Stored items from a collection

--- begin ---

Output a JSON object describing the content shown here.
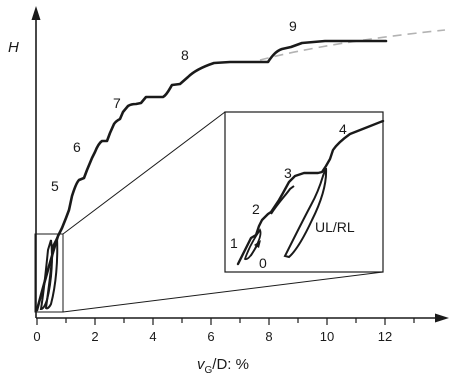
{
  "axes": {
    "y_label": "H",
    "x_label_main": "v",
    "x_label_sub": "G",
    "x_label_rest": "/D: %",
    "x_ticks": [
      "0",
      "2",
      "4",
      "6",
      "8",
      "10",
      "12"
    ]
  },
  "main_curve": {
    "stage_labels": [
      "5",
      "6",
      "7",
      "8",
      "9"
    ]
  },
  "inset": {
    "stage_labels": [
      "1",
      "2",
      "3",
      "4"
    ],
    "start_label": "0",
    "loop_label": "UL/RL"
  },
  "colors": {
    "curve": "#1a1a1a",
    "asymptote": "#b3b3b3",
    "axis": "#1a1a1a"
  }
}
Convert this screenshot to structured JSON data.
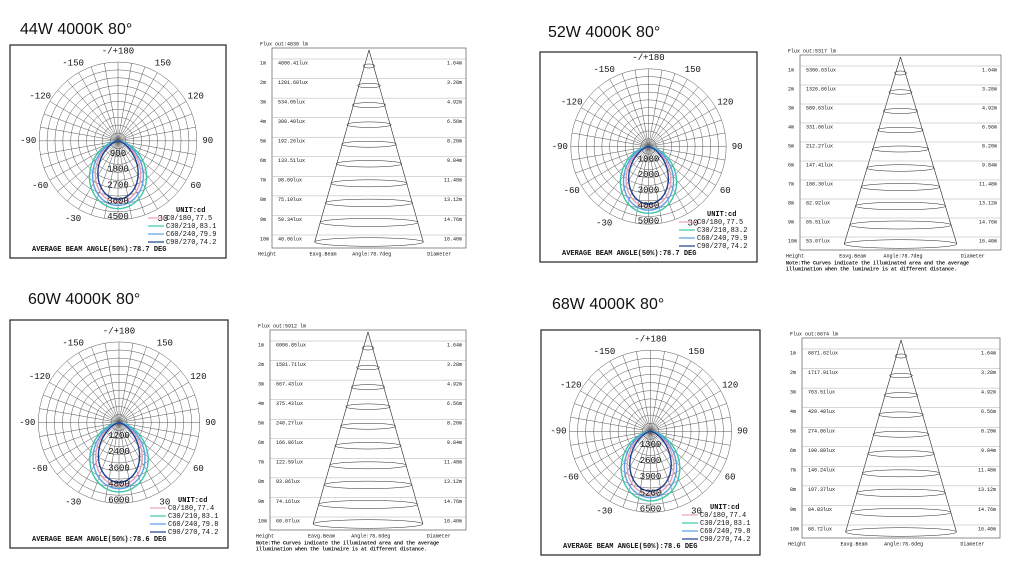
{
  "panels": [
    {
      "title": "44W 4000K 80°",
      "polar": {
        "angles": [
          "-/+180",
          "-150",
          "150",
          "-120",
          "120",
          "-90",
          "90",
          "-60",
          "60",
          "-30",
          "30"
        ],
        "radial": [
          "900",
          "1800",
          "2700",
          "3600",
          "4500"
        ],
        "legend": [
          "UNIT:cd",
          "C0/180,77.5",
          "C30/210,83.1",
          "C60/240,79.9",
          "C90/270,74.2"
        ],
        "beam": "AVERAGE BEAM ANGLE(50%):78.7 DEG"
      },
      "cone": {
        "flux": "Flux out:4830 lm",
        "rows": [
          [
            "1m",
            "4806.41lux",
            "1.64m"
          ],
          [
            "2m",
            "1201.60lux",
            "3.28m"
          ],
          [
            "3m",
            "534.05lux",
            "4.92m"
          ],
          [
            "4m",
            "300.40lux",
            "6.56m"
          ],
          [
            "5m",
            "192.26lux",
            "8.20m"
          ],
          [
            "6m",
            "133.51lux",
            "9.84m"
          ],
          [
            "7m",
            "98.09lux",
            "11.48m"
          ],
          [
            "8m",
            "75.10lux",
            "13.12m"
          ],
          [
            "9m",
            "59.34lux",
            "14.76m"
          ],
          [
            "10m",
            "48.06lux",
            "16.40m"
          ]
        ],
        "footer": [
          "Height",
          "Eavg.Beam",
          "Angle:78.7deg",
          "Diameter"
        ]
      }
    },
    {
      "title": "52W 4000K 80°",
      "polar": {
        "angles": [
          "-/+180",
          "-150",
          "150",
          "-120",
          "120",
          "-90",
          "90",
          "-60",
          "60",
          "-30",
          "30"
        ],
        "radial": [
          "1000",
          "2000",
          "3000",
          "4000",
          "5000"
        ],
        "legend": [
          "UNIT:cd",
          "C0/180,77.5",
          "C30/210,83.2",
          "C60/240,79.9",
          "C90/270,74.2"
        ],
        "beam": "AVERAGE BEAM ANGLE(50%):78.7 DEG"
      },
      "cone": {
        "flux": "Flux out:5317 lm",
        "rows": [
          [
            "1m",
            "5306.63lux",
            "1.64m"
          ],
          [
            "2m",
            "1326.66lux",
            "3.28m"
          ],
          [
            "3m",
            "589.63lux",
            "4.92m"
          ],
          [
            "4m",
            "331.66lux",
            "6.56m"
          ],
          [
            "5m",
            "212.27lux",
            "8.20m"
          ],
          [
            "6m",
            "147.41lux",
            "9.84m"
          ],
          [
            "7m",
            "108.30lux",
            "11.48m"
          ],
          [
            "8m",
            "82.92lux",
            "13.12m"
          ],
          [
            "9m",
            "65.51lux",
            "14.76m"
          ],
          [
            "10m",
            "53.07lux",
            "16.40m"
          ]
        ],
        "footer": [
          "Height",
          "Eavg.Beam",
          "Angle:78.7deg",
          "Diameter"
        ],
        "note": [
          "Note:The Curves indicate the illuminated area and the average",
          "illumination when the luminaire is at different distance."
        ]
      }
    },
    {
      "title": "60W 4000K 80°",
      "polar": {
        "angles": [
          "-/+180",
          "-150",
          "150",
          "-120",
          "120",
          "-90",
          "90",
          "-60",
          "60",
          "-30",
          "30"
        ],
        "radial": [
          "1200",
          "2400",
          "3600",
          "4800",
          "6000"
        ],
        "legend": [
          "UNIT:cd",
          "C0/180,77.4",
          "C30/210,83.1",
          "C60/240,79.8",
          "C90/270,74.2"
        ],
        "beam": "AVERAGE BEAM ANGLE(50%):78.6 DEG"
      },
      "cone": {
        "flux": "Flux out:5912 lm",
        "rows": [
          [
            "1m",
            "6006.85lux",
            "1.64m"
          ],
          [
            "2m",
            "1501.71lux",
            "3.28m"
          ],
          [
            "3m",
            "667.43lux",
            "4.92m"
          ],
          [
            "4m",
            "375.43lux",
            "6.56m"
          ],
          [
            "5m",
            "240.27lux",
            "8.20m"
          ],
          [
            "6m",
            "166.86lux",
            "9.84m"
          ],
          [
            "7m",
            "122.59lux",
            "11.48m"
          ],
          [
            "8m",
            "93.86lux",
            "13.12m"
          ],
          [
            "9m",
            "74.16lux",
            "14.76m"
          ],
          [
            "10m",
            "60.07lux",
            "16.40m"
          ]
        ],
        "footer": [
          "Height",
          "Eavg.Beam",
          "Angle:78.6deg",
          "Diameter"
        ],
        "note": [
          "Note:The Curves indicate the illuminated area and the average",
          "illumination when the luminaire is at different distance."
        ]
      }
    },
    {
      "title": "68W 4000K 80°",
      "polar": {
        "angles": [
          "-/+180",
          "-150",
          "150",
          "-120",
          "120",
          "-90",
          "90",
          "-60",
          "60",
          "-30",
          "30"
        ],
        "radial": [
          "1300",
          "2600",
          "3900",
          "5200",
          "6500"
        ],
        "legend": [
          "UNIT:cd",
          "C0/180,77.4",
          "C30/210,83.1",
          "C60/240,79.8",
          "C90/270,74.2"
        ],
        "beam": "AVERAGE BEAM ANGLE(50%):78.6 DEG"
      },
      "cone": {
        "flux": "Flux out:6674 lm",
        "rows": [
          [
            "1m",
            "6871.62lux",
            "1.64m"
          ],
          [
            "2m",
            "1717.91lux",
            "3.28m"
          ],
          [
            "3m",
            "763.51lux",
            "4.92m"
          ],
          [
            "4m",
            "429.48lux",
            "6.56m"
          ],
          [
            "5m",
            "274.86lux",
            "8.20m"
          ],
          [
            "6m",
            "190.88lux",
            "9.84m"
          ],
          [
            "7m",
            "140.24lux",
            "11.48m"
          ],
          [
            "8m",
            "107.37lux",
            "13.12m"
          ],
          [
            "9m",
            "84.83lux",
            "14.76m"
          ],
          [
            "10m",
            "68.72lux",
            "16.40m"
          ]
        ],
        "footer": [
          "Height",
          "Eavg.Beam",
          "Angle:78.6deg",
          "Diameter"
        ]
      }
    }
  ]
}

--- end ---

**What you have to do**
Report how many lines in this data include the string "title", and nothing else.

**Task solution**
4